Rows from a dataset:
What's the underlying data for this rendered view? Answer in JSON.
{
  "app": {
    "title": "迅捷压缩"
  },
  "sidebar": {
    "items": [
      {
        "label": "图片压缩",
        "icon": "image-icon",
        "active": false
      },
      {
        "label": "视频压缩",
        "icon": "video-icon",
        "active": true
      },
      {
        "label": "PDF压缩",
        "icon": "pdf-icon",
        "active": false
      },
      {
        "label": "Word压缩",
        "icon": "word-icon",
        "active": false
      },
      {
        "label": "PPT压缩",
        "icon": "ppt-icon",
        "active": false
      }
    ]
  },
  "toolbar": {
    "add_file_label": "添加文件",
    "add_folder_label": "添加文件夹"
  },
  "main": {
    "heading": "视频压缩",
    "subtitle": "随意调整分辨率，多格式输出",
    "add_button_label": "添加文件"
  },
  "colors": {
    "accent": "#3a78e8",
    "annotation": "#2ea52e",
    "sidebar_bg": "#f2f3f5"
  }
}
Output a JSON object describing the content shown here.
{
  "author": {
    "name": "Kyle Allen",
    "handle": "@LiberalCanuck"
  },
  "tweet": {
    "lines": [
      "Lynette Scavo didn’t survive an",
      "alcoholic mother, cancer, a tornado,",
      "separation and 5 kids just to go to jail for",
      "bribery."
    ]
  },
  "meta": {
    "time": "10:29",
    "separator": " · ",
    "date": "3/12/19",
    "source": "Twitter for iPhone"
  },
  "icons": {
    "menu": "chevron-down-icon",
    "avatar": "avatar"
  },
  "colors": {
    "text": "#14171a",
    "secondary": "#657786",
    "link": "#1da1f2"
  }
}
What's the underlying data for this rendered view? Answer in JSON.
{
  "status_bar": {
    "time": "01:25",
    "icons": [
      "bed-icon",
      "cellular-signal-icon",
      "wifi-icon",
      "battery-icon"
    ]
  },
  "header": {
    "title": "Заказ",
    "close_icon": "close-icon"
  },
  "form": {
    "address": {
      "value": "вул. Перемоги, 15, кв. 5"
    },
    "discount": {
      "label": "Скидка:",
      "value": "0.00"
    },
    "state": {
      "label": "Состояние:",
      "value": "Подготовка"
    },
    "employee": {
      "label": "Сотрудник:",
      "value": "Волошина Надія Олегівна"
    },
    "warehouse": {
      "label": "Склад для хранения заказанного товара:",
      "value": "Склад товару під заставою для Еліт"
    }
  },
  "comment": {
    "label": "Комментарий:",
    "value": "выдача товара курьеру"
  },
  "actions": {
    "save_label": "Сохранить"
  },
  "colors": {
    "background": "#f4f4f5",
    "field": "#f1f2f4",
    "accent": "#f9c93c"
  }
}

DIRECTIONS FOR THIS TASK:
Reproduce each record exactly as it appears.

SOLUTION:
What's the underlying data for this rendered view? Answer in JSON.
{
  "app": {
    "title": "迅捷压缩"
  },
  "sidebar": {
    "items": [
      {
        "label": "图片压缩",
        "icon": "image-icon",
        "active": false
      },
      {
        "label": "视频压缩",
        "icon": "video-icon",
        "active": true
      },
      {
        "label": "PDF压缩",
        "icon": "pdf-icon",
        "active": false
      },
      {
        "label": "Word压缩",
        "icon": "word-icon",
        "active": false
      },
      {
        "label": "PPT压缩",
        "icon": "ppt-icon",
        "active": false
      }
    ]
  },
  "toolbar": {
    "add_file_label": "添加文件",
    "add_folder_label": "添加文件夹"
  },
  "main": {
    "heading": "视频压缩",
    "subtitle": "随意调整分辨率，多格式输出",
    "add_button_label": "添加文件"
  },
  "colors": {
    "accent": "#3a78e8",
    "annotation": "#2ea52e",
    "sidebar_bg": "#f2f3f5"
  }
}
Output a JSON object describing the content shown here.
{
  "author": {
    "name": "Kyle Allen",
    "handle": "@LiberalCanuck"
  },
  "tweet": {
    "lines": [
      "Lynette Scavo didn’t survive an",
      "alcoholic mother, cancer, a tornado,",
      "separation and 5 kids just to go to jail for",
      "bribery."
    ]
  },
  "meta": {
    "time": "10:29",
    "separator": " · ",
    "date": "3/12/19",
    "source": "Twitter for iPhone"
  },
  "icons": {
    "menu": "chevron-down-icon",
    "avatar": "avatar"
  },
  "colors": {
    "text": "#14171a",
    "secondary": "#657786",
    "link": "#1da1f2"
  }
}
What's the underlying data for this rendered view? Answer in JSON.
{
  "status_bar": {
    "time": "01:25",
    "icons": [
      "bed-icon",
      "cellular-signal-icon",
      "wifi-icon",
      "battery-icon"
    ]
  },
  "header": {
    "title": "Заказ",
    "close_icon": "close-icon"
  },
  "form": {
    "address": {
      "value": "вул. Перемоги, 15, кв. 5"
    },
    "discount": {
      "label": "Скидка:",
      "value": "0.00"
    },
    "state": {
      "label": "Состояние:",
      "value": "Подготовка"
    },
    "employee": {
      "label": "Сотрудник:",
      "value": "Волошина Надія Олегівна"
    },
    "warehouse": {
      "label": "Склад для хранения заказанного товара:",
      "value": "Склад товару під заставою для Еліт"
    }
  },
  "comment": {
    "label": "Комментарий:",
    "value": "выдача товара курьеру"
  },
  "actions": {
    "save_label": "Сохранить"
  },
  "colors": {
    "background": "#f4f4f5",
    "field": "#f1f2f4",
    "accent": "#f9c93c"
  }
}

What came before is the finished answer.